Read through the entries below and copy each line where "JSON" turns up.

(Figure dataset records)
------------------------
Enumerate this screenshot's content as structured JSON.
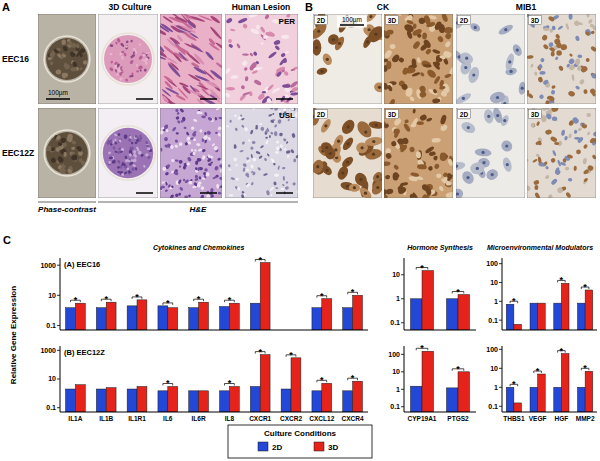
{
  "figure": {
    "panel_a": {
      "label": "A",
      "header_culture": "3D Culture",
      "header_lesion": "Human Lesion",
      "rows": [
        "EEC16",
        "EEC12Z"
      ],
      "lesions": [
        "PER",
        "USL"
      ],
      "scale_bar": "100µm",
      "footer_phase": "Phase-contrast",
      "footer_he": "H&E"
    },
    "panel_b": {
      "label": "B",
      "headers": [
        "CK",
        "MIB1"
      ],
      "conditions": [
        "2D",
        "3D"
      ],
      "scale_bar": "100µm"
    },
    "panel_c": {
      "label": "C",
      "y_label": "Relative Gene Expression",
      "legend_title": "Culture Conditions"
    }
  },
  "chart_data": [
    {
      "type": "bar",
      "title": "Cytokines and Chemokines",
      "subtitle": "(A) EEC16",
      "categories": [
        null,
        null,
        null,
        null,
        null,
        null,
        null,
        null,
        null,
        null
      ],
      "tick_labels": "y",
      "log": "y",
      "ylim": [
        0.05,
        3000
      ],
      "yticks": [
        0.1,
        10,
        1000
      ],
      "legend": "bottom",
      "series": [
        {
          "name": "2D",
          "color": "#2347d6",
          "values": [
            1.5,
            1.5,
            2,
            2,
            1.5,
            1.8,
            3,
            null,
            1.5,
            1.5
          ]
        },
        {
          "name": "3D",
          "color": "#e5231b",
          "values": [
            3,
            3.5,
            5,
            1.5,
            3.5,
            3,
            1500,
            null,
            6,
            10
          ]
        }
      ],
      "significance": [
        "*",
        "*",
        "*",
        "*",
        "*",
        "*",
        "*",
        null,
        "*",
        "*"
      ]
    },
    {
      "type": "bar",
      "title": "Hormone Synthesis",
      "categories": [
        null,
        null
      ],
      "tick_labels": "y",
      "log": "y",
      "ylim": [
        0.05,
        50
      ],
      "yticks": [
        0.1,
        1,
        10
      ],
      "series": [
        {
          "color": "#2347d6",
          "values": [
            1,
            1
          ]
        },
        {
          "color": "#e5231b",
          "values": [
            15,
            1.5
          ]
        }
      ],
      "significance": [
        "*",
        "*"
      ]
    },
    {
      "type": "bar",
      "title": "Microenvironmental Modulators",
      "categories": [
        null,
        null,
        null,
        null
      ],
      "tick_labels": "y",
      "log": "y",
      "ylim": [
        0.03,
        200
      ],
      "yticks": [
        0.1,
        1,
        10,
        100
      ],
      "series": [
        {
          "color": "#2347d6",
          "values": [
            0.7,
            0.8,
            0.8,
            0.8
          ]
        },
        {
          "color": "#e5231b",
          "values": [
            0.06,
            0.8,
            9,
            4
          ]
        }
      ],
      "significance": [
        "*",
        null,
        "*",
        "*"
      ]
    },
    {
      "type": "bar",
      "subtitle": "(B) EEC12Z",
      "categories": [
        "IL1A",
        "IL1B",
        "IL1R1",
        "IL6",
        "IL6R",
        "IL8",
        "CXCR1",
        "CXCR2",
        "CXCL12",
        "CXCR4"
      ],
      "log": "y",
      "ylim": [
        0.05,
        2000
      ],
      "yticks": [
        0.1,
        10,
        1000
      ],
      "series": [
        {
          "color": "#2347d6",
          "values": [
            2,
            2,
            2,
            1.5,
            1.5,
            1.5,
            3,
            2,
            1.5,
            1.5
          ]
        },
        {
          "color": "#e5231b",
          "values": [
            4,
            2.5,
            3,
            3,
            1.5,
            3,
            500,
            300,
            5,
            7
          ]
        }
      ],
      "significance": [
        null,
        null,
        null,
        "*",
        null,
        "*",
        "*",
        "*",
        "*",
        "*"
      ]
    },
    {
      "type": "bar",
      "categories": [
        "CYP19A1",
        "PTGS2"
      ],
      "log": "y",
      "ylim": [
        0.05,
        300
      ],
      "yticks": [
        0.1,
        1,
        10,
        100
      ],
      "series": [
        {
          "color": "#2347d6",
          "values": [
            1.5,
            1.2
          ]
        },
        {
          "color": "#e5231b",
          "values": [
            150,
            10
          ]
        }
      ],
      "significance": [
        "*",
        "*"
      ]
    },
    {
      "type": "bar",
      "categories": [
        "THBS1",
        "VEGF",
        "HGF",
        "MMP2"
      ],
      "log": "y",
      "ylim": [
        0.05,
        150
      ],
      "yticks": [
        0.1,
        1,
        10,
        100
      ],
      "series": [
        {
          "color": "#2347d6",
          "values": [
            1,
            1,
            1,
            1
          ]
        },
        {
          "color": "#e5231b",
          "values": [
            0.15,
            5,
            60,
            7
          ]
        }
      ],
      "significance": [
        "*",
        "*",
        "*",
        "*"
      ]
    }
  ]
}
------------------------
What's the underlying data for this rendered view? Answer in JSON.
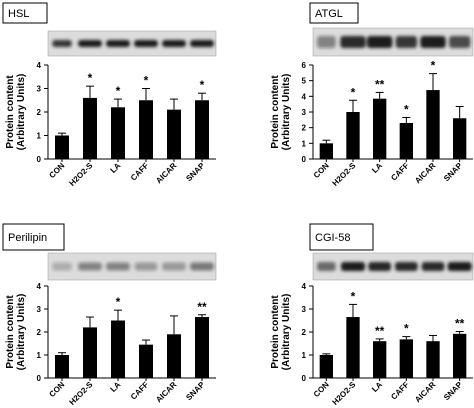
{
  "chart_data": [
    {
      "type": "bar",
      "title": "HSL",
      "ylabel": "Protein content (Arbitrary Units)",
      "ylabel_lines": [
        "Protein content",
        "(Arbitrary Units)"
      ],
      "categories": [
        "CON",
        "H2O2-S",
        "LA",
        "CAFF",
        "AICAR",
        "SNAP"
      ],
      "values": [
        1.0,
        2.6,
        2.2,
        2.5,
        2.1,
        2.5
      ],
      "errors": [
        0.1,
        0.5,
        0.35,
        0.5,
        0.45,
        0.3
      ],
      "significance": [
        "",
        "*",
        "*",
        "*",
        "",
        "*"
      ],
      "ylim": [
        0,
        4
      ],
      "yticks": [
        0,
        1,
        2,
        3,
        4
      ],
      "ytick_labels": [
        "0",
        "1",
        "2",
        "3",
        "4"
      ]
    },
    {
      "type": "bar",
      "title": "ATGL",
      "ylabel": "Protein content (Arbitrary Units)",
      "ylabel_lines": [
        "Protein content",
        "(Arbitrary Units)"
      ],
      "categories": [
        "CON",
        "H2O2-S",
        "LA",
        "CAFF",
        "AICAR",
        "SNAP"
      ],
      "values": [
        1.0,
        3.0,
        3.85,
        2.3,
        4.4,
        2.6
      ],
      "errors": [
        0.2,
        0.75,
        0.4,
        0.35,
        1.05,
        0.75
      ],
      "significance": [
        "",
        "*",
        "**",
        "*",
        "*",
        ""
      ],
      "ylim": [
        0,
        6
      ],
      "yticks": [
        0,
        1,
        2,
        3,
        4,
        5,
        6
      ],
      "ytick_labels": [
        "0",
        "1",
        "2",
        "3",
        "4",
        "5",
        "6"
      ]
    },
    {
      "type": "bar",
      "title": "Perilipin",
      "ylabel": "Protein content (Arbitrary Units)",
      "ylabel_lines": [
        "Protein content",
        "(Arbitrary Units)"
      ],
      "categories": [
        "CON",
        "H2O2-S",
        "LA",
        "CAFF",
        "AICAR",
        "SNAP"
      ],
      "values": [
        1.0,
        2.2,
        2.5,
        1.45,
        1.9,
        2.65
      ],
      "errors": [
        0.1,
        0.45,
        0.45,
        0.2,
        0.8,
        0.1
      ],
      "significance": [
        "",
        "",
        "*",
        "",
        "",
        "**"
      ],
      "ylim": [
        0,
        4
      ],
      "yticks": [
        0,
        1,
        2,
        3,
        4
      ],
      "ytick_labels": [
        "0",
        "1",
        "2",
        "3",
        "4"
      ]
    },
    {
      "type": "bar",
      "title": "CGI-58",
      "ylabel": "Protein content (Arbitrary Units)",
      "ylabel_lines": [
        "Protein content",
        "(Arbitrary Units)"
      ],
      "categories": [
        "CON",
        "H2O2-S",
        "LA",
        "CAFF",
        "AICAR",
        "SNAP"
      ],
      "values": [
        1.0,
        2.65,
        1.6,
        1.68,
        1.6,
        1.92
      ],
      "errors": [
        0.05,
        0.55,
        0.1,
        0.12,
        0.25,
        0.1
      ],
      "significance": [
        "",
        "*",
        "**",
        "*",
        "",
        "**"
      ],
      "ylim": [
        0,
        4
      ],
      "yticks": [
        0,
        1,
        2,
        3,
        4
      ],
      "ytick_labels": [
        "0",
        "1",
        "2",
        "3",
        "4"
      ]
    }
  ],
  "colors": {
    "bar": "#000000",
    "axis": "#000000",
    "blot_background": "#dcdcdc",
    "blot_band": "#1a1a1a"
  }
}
------------------------
- **Answer to this task**:
Enumerate this screenshot's content as structured JSON.
What's the underlying data for this rendered view? Answer in JSON.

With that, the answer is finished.